DIRECTIONS:
Your task is to transcribe the data in full.

MATERIAL SHOWN:
* start *
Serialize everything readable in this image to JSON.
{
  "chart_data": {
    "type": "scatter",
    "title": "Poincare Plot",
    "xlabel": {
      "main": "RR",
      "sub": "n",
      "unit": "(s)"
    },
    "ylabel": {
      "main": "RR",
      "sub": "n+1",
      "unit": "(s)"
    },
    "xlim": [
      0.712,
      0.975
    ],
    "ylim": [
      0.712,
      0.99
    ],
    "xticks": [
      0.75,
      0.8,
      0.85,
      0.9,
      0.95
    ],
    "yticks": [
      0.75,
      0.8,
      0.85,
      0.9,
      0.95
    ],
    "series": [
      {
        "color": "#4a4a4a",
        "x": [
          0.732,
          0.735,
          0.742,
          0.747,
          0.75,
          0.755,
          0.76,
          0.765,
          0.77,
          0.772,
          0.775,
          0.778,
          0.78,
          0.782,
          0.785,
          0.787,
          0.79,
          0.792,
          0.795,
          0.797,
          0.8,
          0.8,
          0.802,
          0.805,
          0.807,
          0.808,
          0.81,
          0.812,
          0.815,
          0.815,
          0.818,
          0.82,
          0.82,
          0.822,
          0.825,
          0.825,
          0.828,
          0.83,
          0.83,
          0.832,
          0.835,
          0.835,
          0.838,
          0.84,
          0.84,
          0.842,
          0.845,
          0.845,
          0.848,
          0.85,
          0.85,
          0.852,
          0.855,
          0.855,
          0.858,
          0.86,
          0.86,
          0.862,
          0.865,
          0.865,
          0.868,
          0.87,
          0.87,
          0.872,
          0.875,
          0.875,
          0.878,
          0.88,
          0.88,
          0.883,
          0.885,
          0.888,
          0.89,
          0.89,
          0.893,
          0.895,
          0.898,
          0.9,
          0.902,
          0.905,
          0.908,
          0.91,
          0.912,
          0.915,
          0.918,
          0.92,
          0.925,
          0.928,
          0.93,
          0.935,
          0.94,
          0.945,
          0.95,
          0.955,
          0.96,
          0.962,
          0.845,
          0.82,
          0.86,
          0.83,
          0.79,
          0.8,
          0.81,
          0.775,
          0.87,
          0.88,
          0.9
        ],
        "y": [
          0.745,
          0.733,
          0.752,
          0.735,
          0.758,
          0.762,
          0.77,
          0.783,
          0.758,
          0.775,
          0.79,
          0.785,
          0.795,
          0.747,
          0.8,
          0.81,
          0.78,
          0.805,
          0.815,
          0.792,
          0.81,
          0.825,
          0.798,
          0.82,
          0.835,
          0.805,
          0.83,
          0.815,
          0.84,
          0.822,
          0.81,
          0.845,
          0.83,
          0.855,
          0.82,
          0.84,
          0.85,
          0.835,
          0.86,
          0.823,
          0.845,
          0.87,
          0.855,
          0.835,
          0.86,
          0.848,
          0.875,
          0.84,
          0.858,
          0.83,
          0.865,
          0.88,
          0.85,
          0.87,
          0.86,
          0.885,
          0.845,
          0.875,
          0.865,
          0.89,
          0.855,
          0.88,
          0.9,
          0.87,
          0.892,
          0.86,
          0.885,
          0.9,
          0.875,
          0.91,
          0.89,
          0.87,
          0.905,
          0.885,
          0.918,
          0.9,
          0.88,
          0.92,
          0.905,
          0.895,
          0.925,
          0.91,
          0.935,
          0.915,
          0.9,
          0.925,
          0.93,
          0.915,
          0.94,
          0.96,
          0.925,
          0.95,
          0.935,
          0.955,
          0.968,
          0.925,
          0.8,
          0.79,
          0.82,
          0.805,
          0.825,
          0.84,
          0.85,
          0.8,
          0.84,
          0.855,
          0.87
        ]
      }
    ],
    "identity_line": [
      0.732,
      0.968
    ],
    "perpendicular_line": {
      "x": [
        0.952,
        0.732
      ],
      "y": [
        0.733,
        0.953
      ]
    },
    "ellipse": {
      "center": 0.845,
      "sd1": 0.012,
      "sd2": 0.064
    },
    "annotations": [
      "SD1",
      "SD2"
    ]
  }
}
* end *
WRITTEN RESPONSE:
Serialize everything readable in this image to JSON.
{
  "chart_data": {
    "type": "scatter",
    "title": "Poincare Plot",
    "xlabel": {
      "main": "RR",
      "sub": "n",
      "unit": "(s)"
    },
    "ylabel": {
      "main": "RR",
      "sub": "n+1",
      "unit": "(s)"
    },
    "xlim": [
      0.712,
      0.975
    ],
    "ylim": [
      0.712,
      0.99
    ],
    "xticks": [
      0.75,
      0.8,
      0.85,
      0.9,
      0.95
    ],
    "yticks": [
      0.75,
      0.8,
      0.85,
      0.9,
      0.95
    ],
    "series": [
      {
        "color": "#4a4a4a",
        "x": [
          0.732,
          0.735,
          0.742,
          0.747,
          0.75,
          0.755,
          0.76,
          0.765,
          0.77,
          0.772,
          0.775,
          0.778,
          0.78,
          0.782,
          0.785,
          0.787,
          0.79,
          0.792,
          0.795,
          0.797,
          0.8,
          0.8,
          0.802,
          0.805,
          0.807,
          0.808,
          0.81,
          0.812,
          0.815,
          0.815,
          0.818,
          0.82,
          0.82,
          0.822,
          0.825,
          0.825,
          0.828,
          0.83,
          0.83,
          0.832,
          0.835,
          0.835,
          0.838,
          0.84,
          0.84,
          0.842,
          0.845,
          0.845,
          0.848,
          0.85,
          0.85,
          0.852,
          0.855,
          0.855,
          0.858,
          0.86,
          0.86,
          0.862,
          0.865,
          0.865,
          0.868,
          0.87,
          0.87,
          0.872,
          0.875,
          0.875,
          0.878,
          0.88,
          0.88,
          0.883,
          0.885,
          0.888,
          0.89,
          0.89,
          0.893,
          0.895,
          0.898,
          0.9,
          0.902,
          0.905,
          0.908,
          0.91,
          0.912,
          0.915,
          0.918,
          0.92,
          0.925,
          0.928,
          0.93,
          0.935,
          0.94,
          0.945,
          0.95,
          0.955,
          0.96,
          0.962,
          0.845,
          0.82,
          0.86,
          0.83,
          0.79,
          0.8,
          0.81,
          0.775,
          0.87,
          0.88,
          0.9
        ],
        "y": [
          0.745,
          0.733,
          0.752,
          0.735,
          0.758,
          0.762,
          0.77,
          0.783,
          0.758,
          0.775,
          0.79,
          0.785,
          0.795,
          0.747,
          0.8,
          0.81,
          0.78,
          0.805,
          0.815,
          0.792,
          0.81,
          0.825,
          0.798,
          0.82,
          0.835,
          0.805,
          0.83,
          0.815,
          0.84,
          0.822,
          0.81,
          0.845,
          0.83,
          0.855,
          0.82,
          0.84,
          0.85,
          0.835,
          0.86,
          0.823,
          0.845,
          0.87,
          0.855,
          0.835,
          0.86,
          0.848,
          0.875,
          0.84,
          0.858,
          0.83,
          0.865,
          0.88,
          0.85,
          0.87,
          0.86,
          0.885,
          0.845,
          0.875,
          0.865,
          0.89,
          0.855,
          0.88,
          0.9,
          0.87,
          0.892,
          0.86,
          0.885,
          0.9,
          0.875,
          0.91,
          0.89,
          0.87,
          0.905,
          0.885,
          0.918,
          0.9,
          0.88,
          0.92,
          0.905,
          0.895,
          0.925,
          0.91,
          0.935,
          0.915,
          0.9,
          0.925,
          0.93,
          0.915,
          0.94,
          0.96,
          0.925,
          0.95,
          0.935,
          0.955,
          0.968,
          0.925,
          0.8,
          0.79,
          0.82,
          0.805,
          0.825,
          0.84,
          0.85,
          0.8,
          0.84,
          0.855,
          0.87
        ]
      }
    ],
    "identity_line": [
      0.732,
      0.968
    ],
    "perpendicular_line": {
      "x": [
        0.952,
        0.732
      ],
      "y": [
        0.733,
        0.953
      ]
    },
    "ellipse": {
      "center": 0.845,
      "sd1": 0.012,
      "sd2": 0.064
    },
    "annotations": [
      "SD1",
      "SD2"
    ]
  }
}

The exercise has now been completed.